→ Set problem: Where the data below has the string "natură", return the whole line.

→ Provided material:
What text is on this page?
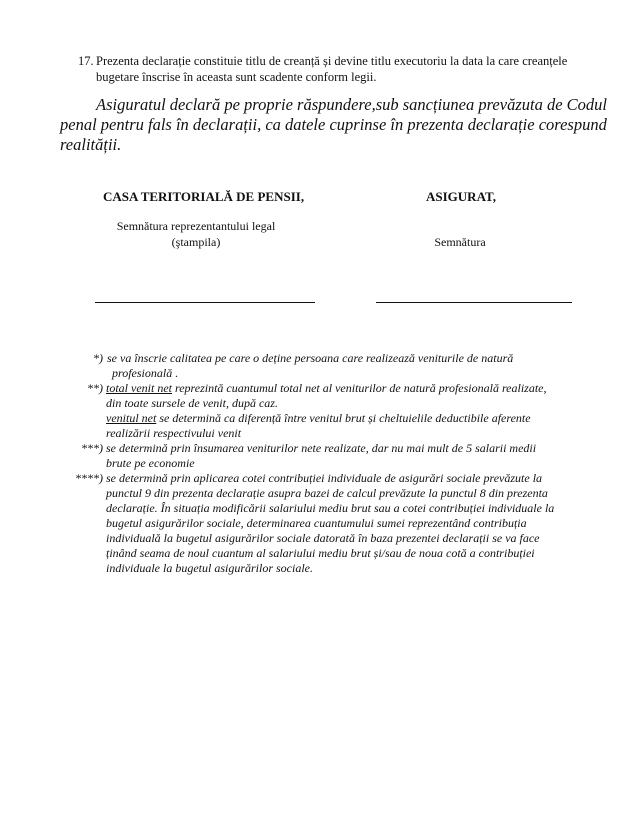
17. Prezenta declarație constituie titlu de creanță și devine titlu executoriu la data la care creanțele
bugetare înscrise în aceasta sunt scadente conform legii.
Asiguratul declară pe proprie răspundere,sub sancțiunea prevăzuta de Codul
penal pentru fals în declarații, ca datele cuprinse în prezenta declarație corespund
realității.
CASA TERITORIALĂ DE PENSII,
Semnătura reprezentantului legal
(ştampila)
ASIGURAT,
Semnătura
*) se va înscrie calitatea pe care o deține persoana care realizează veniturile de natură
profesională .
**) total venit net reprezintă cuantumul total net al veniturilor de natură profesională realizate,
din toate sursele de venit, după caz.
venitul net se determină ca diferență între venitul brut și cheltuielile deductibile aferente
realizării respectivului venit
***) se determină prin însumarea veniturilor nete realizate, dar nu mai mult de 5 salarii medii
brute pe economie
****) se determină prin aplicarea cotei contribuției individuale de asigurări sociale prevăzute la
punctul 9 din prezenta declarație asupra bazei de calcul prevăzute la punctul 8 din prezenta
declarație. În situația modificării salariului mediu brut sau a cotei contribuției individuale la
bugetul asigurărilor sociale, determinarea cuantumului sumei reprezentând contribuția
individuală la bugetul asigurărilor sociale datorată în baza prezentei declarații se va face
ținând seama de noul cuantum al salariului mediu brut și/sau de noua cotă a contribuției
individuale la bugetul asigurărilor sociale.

→ Complete response:
*) se va înscrie calitatea pe care o deține persoana care realizează veniturile de natură
**) total venit net reprezintă cuantumul total net al veniturilor de natură profesională realizate,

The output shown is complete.